• Entries shown:
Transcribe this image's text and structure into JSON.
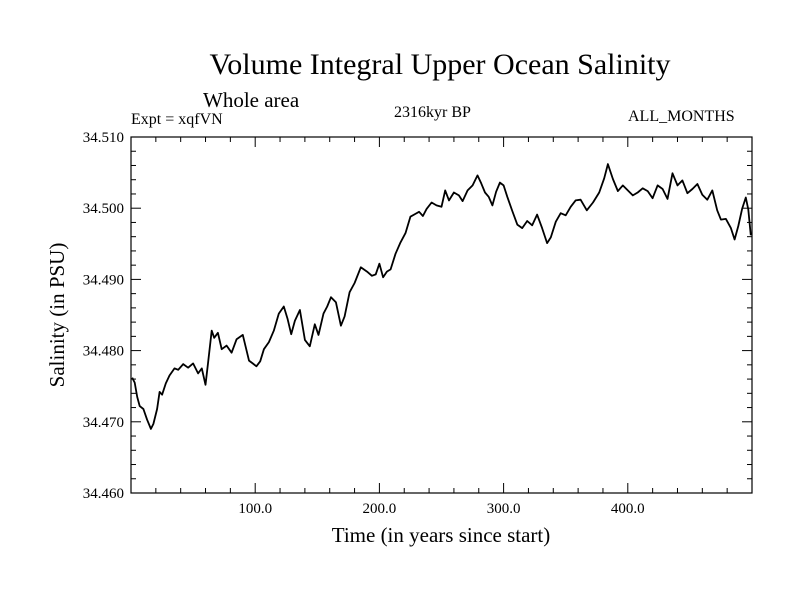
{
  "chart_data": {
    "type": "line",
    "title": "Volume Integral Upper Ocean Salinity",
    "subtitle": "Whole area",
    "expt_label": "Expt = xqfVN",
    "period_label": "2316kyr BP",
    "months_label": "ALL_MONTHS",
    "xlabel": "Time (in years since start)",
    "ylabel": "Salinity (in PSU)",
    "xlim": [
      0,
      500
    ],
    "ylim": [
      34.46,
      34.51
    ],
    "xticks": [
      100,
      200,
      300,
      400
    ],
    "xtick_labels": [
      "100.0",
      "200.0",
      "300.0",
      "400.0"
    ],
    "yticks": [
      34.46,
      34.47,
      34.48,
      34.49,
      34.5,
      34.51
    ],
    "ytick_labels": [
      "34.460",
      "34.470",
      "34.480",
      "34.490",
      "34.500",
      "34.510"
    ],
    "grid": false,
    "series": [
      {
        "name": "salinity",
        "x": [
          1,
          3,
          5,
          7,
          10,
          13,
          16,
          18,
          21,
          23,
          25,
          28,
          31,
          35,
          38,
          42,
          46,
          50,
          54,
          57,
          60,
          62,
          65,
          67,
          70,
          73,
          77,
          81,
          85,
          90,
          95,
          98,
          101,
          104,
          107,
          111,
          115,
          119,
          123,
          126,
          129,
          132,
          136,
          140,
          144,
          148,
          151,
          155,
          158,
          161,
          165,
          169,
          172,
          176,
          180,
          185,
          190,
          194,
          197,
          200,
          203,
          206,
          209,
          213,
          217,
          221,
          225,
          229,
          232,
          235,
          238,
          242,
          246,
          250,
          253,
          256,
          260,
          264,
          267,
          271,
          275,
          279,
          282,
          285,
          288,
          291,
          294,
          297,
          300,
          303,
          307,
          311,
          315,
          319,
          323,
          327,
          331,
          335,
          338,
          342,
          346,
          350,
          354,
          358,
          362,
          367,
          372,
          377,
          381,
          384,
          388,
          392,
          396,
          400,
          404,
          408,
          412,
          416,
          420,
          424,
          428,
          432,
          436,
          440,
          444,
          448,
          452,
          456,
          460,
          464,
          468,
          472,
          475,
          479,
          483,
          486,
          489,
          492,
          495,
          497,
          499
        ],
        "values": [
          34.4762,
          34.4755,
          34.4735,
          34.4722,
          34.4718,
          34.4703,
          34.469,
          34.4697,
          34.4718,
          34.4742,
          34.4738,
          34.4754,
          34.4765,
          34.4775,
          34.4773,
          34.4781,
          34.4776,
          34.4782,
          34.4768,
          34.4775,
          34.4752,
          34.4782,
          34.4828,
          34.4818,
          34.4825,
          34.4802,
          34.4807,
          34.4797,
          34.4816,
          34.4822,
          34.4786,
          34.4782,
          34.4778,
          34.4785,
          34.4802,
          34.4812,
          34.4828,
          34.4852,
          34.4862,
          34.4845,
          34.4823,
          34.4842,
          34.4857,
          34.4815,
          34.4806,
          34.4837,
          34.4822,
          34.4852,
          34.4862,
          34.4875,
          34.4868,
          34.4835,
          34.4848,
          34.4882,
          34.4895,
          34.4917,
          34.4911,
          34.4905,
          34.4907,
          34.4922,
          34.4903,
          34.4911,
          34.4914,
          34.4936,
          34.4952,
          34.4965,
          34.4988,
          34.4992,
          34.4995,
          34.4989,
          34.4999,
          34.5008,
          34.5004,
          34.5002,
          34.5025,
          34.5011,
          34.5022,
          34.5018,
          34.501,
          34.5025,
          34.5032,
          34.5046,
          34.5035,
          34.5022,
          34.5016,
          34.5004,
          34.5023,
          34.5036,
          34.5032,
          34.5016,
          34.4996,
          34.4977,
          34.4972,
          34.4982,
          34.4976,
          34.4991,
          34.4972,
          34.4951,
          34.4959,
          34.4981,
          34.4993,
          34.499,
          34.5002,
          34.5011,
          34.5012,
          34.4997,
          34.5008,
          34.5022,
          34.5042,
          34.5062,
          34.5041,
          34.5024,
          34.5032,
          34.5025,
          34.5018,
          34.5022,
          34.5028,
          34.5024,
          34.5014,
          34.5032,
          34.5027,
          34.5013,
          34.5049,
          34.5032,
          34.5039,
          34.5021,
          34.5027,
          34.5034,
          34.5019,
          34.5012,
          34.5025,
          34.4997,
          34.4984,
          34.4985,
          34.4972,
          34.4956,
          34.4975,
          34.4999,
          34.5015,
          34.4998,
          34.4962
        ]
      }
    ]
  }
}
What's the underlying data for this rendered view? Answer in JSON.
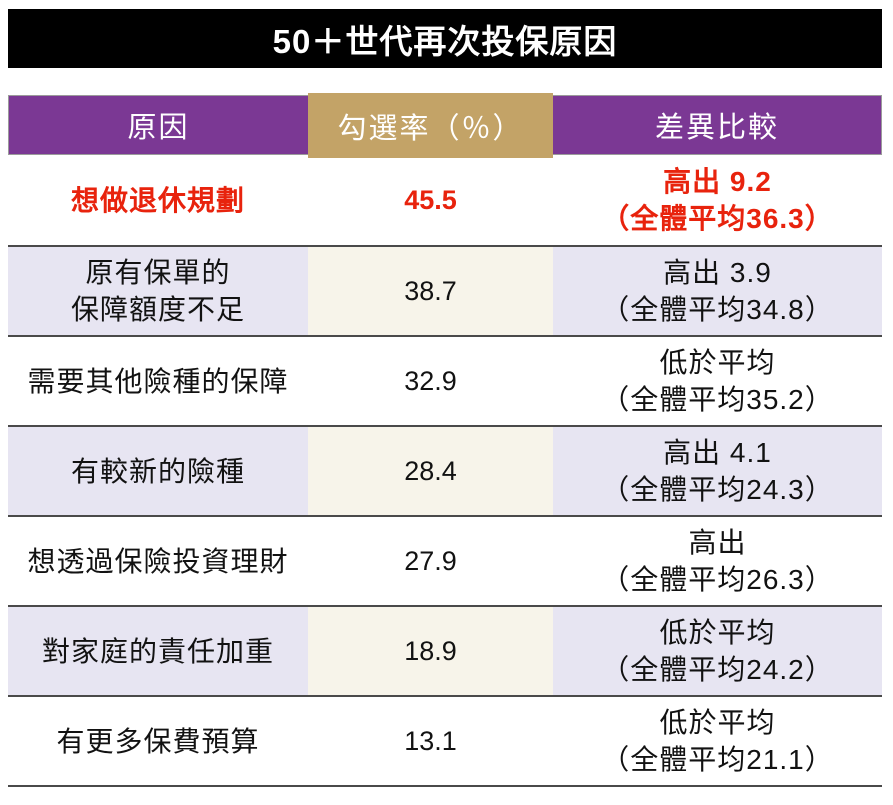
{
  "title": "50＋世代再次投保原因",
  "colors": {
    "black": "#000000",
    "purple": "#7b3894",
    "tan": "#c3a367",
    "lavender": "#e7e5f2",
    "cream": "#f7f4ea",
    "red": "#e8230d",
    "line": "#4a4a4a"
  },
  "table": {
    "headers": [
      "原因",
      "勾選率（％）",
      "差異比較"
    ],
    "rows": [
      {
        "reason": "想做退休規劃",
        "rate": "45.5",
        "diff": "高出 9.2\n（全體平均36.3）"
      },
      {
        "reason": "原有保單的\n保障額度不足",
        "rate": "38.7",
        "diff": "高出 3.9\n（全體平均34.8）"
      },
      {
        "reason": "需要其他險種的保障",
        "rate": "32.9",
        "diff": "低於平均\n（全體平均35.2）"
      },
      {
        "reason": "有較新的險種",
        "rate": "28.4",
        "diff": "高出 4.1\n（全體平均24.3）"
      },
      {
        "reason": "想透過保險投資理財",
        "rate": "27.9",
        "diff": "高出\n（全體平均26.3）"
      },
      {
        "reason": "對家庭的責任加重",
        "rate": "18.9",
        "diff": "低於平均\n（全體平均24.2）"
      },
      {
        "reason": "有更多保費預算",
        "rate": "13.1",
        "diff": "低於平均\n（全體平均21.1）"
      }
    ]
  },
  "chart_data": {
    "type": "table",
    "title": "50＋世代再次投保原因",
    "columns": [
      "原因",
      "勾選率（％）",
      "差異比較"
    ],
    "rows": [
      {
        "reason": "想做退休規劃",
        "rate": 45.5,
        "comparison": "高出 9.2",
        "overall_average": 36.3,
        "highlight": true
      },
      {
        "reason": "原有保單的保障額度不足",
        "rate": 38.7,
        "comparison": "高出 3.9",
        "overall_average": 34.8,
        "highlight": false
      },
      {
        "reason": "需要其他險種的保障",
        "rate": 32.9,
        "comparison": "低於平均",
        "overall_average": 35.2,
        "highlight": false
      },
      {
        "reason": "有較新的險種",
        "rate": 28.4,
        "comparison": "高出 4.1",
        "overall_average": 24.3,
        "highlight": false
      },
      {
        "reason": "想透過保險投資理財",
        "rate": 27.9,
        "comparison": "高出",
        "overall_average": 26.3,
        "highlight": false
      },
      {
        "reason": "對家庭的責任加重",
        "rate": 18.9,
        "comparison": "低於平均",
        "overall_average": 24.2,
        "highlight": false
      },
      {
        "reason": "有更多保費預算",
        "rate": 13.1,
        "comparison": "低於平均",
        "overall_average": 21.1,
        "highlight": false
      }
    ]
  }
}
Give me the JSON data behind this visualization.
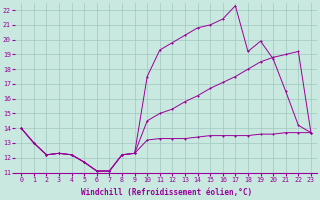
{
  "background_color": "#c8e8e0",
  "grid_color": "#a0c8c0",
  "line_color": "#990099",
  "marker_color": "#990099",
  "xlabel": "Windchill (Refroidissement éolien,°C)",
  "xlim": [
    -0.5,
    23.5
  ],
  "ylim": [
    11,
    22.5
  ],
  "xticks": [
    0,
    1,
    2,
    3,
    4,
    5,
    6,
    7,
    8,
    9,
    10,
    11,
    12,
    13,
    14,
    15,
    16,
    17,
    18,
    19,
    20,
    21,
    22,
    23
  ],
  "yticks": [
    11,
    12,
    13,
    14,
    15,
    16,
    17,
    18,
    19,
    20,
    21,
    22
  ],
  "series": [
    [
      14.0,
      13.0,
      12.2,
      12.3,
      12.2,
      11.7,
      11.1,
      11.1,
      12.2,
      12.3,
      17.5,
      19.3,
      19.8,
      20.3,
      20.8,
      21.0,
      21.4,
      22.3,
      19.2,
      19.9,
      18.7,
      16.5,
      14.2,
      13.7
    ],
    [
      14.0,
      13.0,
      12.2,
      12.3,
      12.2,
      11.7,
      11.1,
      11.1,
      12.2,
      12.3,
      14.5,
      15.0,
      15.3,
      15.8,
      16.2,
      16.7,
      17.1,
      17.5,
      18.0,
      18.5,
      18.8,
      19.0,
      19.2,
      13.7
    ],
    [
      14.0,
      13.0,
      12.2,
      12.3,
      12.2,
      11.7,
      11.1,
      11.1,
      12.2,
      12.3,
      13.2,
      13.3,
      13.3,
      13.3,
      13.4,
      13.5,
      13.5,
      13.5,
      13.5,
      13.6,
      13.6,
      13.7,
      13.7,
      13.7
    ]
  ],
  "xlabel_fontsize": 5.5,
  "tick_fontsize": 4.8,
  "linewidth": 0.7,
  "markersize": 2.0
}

• What needs to be done:
Extract each line from the entries above that contains the string "JSON".

• Finished exercise:
Transcribe this image's text and structure into JSON.
What's the underlying data for this rendered view? Answer in JSON.
Give me the JSON data behind this visualization.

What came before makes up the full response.